[BEGIN Quoted passage]

Another group of formal studies investigates sequential circuit robustness symbolically [9, 28] or by interpolation [18]. Since robustness is introduced probabilistically these work combine both

formal and probabilistic worlds.

While the aforementioned formal studies do not address voter minimization, their approaches to fault-tolerance and robustness are related to our work.

It is worth to notice that the introduced reachability analysis with multi-value encoding can be also interpreted within the well-known tainting dataflow-based analysis [24] and path sensitisation theories [19]. The former assigns a security-related mark to each information bit and tracks its propagation, just like we tag some bits as erroneous. The later approaches check if there is a path so that a signal change along that path alters the output. In our case, the signal change corresponds to an error injection, *e.g.*, a bit-flip, and we check whether this change can propagate to corrupt the output.

### 10 Conclusion

We proposed a logic-level verification-guided approach to minimize the number of voters in TMR circuits that guarantees a user-defined fault-model to be masked. Our approach is based on reachable state set computations and input/output interface specifications. In order to avoid analyzing the triplicated circuit, we introduced three logic domains, which allowed us to perform the analysis on a single copy of the circuit. Our analysis shows that some voters are useless and can be safely removed from the TMR application. We have used as case studies several arithmetic circuits as well as the benchmark suite ITC'99. They show that our technique allows not only a significant reduction in the amount of hardware resources (up to 35% for data flow intensive circuits and up to 55% for control flow intensive ones), but also a significant increase in the clock rate, compared to the full TMR method that inserts a voter after each memory cell.

We demonstrated that the choice of the logic domain influences the scalability of the analysis and its precision. We considered both SEU and SET fault-models and explained the modeling methodogy. As the experimental results show, the same level of optimization can be reached for both fault-models, but the SET model implies a potentially large number of corruption combinations to be examined, which can cause an analysis bottleneck.

Further research directions include the application of our approach to other fault-tolerance techniques, taking into account other optimization criteria like frequency and making the approach modular. We review these three topics in turn.

#### **Frequency maximization**

Voters ordering, discussed in Section 3.2, could also take into account other optimization criteria than voter minimization. For instance, we may increase the maximum synthesizable frequency by removing first the voters on the critical path. However, removing a voter from the critical path may make another path critical. Thus, the choice of the next voter to remove depends not only on the existing ordering but also on the current critical path. However, the critical path strategy may not result in the minimal number of voters. In this sense, the two criteria "number of voters" and "synthesizable frequency" are orthogonal, and bi-criteria optimization must be studied.

[END Quoted passage]
[BEGIN Dataset rows]

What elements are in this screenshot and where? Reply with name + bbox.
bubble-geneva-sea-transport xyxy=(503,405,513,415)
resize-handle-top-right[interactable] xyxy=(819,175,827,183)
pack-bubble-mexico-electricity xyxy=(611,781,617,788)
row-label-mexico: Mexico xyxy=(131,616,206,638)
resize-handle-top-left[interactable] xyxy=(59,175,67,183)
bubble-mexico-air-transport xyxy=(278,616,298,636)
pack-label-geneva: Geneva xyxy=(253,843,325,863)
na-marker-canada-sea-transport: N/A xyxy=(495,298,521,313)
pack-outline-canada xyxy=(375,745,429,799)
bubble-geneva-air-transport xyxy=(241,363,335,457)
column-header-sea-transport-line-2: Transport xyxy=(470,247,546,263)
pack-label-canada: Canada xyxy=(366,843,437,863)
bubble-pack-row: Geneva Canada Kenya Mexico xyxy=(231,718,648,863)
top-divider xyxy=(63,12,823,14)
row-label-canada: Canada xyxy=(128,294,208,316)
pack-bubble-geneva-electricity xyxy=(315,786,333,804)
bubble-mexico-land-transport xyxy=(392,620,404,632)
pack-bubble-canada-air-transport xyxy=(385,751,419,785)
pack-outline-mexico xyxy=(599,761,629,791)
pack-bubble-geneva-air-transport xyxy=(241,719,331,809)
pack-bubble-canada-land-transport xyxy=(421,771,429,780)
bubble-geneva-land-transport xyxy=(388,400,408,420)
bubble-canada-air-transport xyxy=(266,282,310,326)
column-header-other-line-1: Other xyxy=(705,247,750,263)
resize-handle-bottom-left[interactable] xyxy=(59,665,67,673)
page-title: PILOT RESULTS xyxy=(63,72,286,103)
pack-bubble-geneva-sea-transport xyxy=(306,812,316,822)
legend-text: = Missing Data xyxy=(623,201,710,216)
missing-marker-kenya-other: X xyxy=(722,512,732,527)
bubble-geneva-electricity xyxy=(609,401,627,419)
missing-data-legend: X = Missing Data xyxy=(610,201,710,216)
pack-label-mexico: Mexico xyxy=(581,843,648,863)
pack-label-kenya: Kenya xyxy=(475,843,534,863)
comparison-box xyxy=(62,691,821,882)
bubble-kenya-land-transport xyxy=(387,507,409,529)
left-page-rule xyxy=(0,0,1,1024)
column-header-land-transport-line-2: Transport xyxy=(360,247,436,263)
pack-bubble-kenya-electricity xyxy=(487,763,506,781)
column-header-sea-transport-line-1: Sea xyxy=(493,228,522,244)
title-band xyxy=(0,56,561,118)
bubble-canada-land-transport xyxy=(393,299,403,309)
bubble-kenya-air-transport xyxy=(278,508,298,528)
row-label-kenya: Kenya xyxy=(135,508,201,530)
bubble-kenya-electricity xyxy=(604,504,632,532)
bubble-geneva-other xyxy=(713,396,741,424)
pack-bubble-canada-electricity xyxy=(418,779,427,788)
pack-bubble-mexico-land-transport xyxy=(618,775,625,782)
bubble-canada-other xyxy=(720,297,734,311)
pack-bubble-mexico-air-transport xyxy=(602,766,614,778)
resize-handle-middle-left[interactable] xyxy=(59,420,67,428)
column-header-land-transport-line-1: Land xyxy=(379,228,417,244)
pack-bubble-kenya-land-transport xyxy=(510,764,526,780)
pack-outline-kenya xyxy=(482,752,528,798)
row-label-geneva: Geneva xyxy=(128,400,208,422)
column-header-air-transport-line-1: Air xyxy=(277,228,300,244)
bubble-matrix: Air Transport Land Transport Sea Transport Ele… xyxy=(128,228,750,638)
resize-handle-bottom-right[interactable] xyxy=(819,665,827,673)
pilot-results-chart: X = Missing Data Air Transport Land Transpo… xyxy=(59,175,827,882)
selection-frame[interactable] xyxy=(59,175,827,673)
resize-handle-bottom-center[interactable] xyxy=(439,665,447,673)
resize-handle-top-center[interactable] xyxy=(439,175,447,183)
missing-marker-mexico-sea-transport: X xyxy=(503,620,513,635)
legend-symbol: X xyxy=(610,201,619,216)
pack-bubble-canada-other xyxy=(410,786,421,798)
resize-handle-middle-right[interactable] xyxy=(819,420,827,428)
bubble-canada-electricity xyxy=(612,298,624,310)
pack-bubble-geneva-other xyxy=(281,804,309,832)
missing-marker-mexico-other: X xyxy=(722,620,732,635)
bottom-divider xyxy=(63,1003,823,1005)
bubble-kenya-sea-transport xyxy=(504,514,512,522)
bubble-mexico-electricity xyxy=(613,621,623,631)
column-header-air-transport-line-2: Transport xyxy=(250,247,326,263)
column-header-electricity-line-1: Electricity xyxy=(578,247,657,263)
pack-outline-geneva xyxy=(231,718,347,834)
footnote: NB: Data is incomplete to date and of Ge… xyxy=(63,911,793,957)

[END Dataset rows]

• Description of the task:
Answer these questions using the text on minimizing voters in TMR circuits:
1. Up to what percentage did the technique reduce hardware resources for control flow intensive circuits?
2. Which fault-model implies a potentially large number of corruption combinations to be examined?
3. To increase the maximum synthesizable frequency, which voters could be removed first?
The items aren't needed for this exercise.

• Finished answer:
1. Up to 55%.
2. The SET model.
3. The voters on the critical path.